**Written instruction**
Copy out each line exactly as it appears.

————

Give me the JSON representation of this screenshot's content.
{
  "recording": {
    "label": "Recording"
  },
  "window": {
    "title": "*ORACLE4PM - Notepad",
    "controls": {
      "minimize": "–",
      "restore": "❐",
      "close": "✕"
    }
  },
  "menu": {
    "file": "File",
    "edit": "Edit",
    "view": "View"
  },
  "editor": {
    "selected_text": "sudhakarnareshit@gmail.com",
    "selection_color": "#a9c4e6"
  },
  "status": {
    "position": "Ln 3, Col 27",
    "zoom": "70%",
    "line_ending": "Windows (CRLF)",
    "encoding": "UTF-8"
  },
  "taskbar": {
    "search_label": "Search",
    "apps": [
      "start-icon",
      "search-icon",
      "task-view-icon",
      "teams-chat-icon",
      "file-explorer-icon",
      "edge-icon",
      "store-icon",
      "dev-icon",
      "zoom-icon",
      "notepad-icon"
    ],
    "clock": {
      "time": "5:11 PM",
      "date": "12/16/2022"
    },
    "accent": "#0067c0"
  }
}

————

**Response to this exercise**
Give me the JSON representation of this screenshot's content.
{
  "recording": {
    "label": "Recording"
  },
  "window": {
    "title": "*ORACLE4PM - Notepad",
    "controls": {
      "minimize": "–",
      "restore": "❐",
      "close": "✕"
    }
  },
  "menu": {
    "file": "File",
    "edit": "Edit",
    "view": "View"
  },
  "editor": {
    "selected_text": "sudhakarnareshit@gmail.com",
    "selection_color": "#a9c4e6"
  },
  "status": {
    "position": "Ln 3, Col 27",
    "zoom": "70%",
    "line_ending": "Windows (CRLF)",
    "encoding": "UTF-8"
  },
  "taskbar": {
    "search_label": "Search",
    "apps": [
      "start-icon",
      "search-icon",
      "task-view-icon",
      "teams-chat-icon",
      "file-explorer-icon",
      "edge-icon",
      "store-icon",
      "dev-icon",
      "zoom-icon",
      "notepad-icon"
    ],
    "clock": {
      "time": "5:11 PM",
      "date": "12/16/2022"
    },
    "accent": "#0067c0"
  }
}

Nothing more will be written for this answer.